[Supplied material start]
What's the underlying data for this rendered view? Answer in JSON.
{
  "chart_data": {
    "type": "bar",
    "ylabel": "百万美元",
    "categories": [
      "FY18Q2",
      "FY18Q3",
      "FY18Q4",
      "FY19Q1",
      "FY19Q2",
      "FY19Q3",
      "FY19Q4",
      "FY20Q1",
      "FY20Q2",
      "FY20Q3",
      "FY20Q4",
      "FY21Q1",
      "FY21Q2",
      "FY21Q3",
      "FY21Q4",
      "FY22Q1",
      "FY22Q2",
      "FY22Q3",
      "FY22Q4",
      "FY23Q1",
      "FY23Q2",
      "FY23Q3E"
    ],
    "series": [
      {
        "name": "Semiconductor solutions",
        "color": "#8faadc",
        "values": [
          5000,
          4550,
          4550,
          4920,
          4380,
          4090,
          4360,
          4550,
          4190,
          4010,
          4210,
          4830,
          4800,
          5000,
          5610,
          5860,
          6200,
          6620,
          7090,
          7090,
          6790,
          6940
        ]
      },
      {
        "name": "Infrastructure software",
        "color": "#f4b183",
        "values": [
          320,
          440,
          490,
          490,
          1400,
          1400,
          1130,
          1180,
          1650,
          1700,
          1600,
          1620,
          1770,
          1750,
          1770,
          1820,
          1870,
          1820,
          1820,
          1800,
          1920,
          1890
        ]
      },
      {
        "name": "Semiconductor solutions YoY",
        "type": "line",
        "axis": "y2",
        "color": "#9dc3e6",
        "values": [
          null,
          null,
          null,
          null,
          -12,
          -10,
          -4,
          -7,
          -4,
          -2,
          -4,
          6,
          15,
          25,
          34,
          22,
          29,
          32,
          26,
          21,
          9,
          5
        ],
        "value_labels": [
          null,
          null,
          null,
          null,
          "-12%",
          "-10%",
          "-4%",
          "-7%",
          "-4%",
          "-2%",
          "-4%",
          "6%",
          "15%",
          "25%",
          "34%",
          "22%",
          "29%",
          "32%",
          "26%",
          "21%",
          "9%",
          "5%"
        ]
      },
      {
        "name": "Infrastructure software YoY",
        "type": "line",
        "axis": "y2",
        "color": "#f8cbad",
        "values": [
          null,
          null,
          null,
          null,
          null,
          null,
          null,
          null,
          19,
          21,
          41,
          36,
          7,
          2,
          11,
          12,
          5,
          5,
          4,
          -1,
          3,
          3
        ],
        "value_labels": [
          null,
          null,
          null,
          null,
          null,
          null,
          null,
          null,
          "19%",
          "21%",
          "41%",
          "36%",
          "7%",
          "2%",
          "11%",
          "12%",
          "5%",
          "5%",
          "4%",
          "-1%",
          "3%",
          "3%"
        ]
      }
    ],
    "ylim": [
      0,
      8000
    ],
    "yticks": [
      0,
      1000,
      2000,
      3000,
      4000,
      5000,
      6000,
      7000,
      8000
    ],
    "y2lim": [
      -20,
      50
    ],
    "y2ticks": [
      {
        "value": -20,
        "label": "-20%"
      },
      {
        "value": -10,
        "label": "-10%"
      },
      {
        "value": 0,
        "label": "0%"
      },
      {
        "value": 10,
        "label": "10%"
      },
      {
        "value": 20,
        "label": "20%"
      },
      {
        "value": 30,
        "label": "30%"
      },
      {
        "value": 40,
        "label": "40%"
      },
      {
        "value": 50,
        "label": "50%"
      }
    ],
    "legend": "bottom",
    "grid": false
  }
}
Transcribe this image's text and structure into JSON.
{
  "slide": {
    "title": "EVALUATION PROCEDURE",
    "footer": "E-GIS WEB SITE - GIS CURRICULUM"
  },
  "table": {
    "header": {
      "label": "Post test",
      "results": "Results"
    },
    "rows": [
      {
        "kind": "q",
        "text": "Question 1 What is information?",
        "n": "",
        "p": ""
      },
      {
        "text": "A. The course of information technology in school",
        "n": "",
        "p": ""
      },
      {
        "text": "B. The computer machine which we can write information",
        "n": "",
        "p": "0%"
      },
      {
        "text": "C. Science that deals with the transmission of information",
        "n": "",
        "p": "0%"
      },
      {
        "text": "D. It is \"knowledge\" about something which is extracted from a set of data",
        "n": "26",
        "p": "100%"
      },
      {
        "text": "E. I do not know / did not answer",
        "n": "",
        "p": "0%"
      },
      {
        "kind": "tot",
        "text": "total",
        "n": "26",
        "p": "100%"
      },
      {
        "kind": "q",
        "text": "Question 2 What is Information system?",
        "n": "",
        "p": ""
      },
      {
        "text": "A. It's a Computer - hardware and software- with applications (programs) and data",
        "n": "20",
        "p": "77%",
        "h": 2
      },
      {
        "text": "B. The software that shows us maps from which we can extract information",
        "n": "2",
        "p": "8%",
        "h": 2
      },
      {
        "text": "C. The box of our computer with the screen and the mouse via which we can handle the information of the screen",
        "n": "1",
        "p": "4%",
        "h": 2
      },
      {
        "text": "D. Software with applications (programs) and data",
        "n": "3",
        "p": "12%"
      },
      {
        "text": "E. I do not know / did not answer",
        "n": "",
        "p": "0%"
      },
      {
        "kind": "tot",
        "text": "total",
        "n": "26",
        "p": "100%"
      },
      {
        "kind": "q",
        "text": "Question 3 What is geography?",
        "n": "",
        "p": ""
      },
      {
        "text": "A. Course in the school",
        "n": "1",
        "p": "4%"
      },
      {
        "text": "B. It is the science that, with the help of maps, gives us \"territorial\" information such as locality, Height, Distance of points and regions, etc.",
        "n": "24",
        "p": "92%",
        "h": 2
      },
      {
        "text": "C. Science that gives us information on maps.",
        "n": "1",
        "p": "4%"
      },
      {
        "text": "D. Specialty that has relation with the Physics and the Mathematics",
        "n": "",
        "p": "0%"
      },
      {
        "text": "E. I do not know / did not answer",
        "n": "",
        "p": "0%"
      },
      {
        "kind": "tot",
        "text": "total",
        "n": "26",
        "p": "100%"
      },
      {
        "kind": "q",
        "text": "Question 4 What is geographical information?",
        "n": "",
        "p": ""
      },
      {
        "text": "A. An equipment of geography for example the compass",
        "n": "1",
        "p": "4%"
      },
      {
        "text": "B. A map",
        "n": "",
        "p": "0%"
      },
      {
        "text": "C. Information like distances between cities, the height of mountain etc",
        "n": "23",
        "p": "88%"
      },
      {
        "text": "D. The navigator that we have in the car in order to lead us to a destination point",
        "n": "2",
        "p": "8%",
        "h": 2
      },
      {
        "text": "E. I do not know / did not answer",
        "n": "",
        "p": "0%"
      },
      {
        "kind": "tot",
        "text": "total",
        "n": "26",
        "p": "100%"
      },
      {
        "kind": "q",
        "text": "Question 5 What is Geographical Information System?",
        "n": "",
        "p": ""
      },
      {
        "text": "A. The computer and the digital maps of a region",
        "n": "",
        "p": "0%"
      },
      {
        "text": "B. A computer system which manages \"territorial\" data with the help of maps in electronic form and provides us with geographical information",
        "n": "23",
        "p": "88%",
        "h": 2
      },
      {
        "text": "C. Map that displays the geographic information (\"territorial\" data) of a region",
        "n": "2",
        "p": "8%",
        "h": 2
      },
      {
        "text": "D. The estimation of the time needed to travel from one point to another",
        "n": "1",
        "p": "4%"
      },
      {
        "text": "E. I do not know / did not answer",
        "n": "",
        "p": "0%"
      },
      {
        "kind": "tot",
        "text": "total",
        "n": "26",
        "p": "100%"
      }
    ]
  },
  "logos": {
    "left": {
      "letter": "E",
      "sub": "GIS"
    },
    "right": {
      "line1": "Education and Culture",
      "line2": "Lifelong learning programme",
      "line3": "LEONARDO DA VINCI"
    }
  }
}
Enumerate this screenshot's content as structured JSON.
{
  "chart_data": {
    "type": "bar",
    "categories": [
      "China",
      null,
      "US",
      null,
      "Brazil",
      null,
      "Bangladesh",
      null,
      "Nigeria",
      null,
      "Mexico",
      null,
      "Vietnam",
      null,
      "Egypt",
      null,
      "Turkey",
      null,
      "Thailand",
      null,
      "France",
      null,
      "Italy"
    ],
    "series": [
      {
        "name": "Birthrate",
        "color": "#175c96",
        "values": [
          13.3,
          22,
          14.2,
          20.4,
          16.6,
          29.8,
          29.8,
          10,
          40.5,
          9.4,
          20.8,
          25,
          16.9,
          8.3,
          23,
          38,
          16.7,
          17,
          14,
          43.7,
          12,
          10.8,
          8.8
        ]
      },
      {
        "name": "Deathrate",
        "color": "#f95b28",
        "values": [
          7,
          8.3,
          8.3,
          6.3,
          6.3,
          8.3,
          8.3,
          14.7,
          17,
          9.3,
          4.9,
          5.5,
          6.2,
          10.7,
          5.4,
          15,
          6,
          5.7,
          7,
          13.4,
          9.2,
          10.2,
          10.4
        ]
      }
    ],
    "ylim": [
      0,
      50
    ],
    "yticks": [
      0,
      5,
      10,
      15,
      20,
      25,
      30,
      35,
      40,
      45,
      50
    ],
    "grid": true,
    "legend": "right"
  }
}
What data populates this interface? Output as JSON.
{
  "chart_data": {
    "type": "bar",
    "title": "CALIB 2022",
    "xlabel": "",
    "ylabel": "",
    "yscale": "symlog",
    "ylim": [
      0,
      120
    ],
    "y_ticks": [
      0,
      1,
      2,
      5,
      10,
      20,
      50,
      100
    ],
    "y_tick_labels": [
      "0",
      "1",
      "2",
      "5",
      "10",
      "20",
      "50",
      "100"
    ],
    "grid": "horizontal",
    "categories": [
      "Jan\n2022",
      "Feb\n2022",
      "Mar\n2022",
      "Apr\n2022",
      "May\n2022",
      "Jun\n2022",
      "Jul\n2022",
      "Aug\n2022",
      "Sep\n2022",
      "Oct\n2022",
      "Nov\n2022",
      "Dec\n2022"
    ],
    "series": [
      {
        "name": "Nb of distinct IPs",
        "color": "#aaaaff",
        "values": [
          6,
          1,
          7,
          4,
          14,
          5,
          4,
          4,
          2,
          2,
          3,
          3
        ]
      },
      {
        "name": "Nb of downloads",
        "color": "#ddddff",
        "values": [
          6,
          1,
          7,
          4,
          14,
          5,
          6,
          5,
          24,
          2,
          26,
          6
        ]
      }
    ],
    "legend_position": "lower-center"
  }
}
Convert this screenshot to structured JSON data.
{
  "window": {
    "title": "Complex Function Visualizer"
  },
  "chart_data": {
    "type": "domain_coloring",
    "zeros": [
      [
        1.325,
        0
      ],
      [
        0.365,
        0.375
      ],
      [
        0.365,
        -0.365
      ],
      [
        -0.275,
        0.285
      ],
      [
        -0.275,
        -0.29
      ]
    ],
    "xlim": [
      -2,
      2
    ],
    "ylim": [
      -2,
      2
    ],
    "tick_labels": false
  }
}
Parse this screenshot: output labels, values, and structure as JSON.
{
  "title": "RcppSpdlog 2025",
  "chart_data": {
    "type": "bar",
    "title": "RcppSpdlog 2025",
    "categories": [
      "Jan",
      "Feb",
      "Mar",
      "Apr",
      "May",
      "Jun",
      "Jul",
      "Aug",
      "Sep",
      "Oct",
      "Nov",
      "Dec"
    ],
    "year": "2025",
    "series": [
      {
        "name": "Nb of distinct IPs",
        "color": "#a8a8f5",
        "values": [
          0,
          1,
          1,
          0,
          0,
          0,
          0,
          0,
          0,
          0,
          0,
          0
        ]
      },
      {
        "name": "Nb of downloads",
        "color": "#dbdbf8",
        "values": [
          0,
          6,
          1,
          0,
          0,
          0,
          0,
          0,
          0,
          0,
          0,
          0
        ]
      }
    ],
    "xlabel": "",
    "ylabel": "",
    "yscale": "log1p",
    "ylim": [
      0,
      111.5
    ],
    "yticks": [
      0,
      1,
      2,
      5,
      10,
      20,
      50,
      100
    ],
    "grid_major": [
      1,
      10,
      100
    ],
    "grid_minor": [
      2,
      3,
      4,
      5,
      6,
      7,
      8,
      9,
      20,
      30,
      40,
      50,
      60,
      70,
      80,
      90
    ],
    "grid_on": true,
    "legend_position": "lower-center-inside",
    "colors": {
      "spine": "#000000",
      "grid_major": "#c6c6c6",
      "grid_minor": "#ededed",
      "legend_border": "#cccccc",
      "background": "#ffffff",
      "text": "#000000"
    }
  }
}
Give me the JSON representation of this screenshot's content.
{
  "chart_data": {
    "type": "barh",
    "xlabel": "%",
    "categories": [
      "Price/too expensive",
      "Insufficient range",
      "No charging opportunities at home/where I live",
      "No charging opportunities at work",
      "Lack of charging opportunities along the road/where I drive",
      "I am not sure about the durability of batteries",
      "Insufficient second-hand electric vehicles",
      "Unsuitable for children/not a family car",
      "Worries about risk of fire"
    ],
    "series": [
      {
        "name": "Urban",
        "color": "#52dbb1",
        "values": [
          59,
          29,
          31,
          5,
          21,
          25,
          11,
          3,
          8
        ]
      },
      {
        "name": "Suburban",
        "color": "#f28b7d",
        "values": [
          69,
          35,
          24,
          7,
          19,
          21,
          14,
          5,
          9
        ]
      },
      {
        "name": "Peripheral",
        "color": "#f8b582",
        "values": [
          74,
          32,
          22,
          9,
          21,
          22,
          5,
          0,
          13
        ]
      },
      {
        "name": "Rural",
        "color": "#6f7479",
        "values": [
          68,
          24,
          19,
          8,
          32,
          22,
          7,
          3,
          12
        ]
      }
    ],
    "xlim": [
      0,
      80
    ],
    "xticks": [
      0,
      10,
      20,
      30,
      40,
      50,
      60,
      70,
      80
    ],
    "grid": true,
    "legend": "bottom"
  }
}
[Supplied material end]
**Task to complete**
Looking at the entries above, say how many lines contain the word "about". Only the number is wanted.

**Exercise result**
3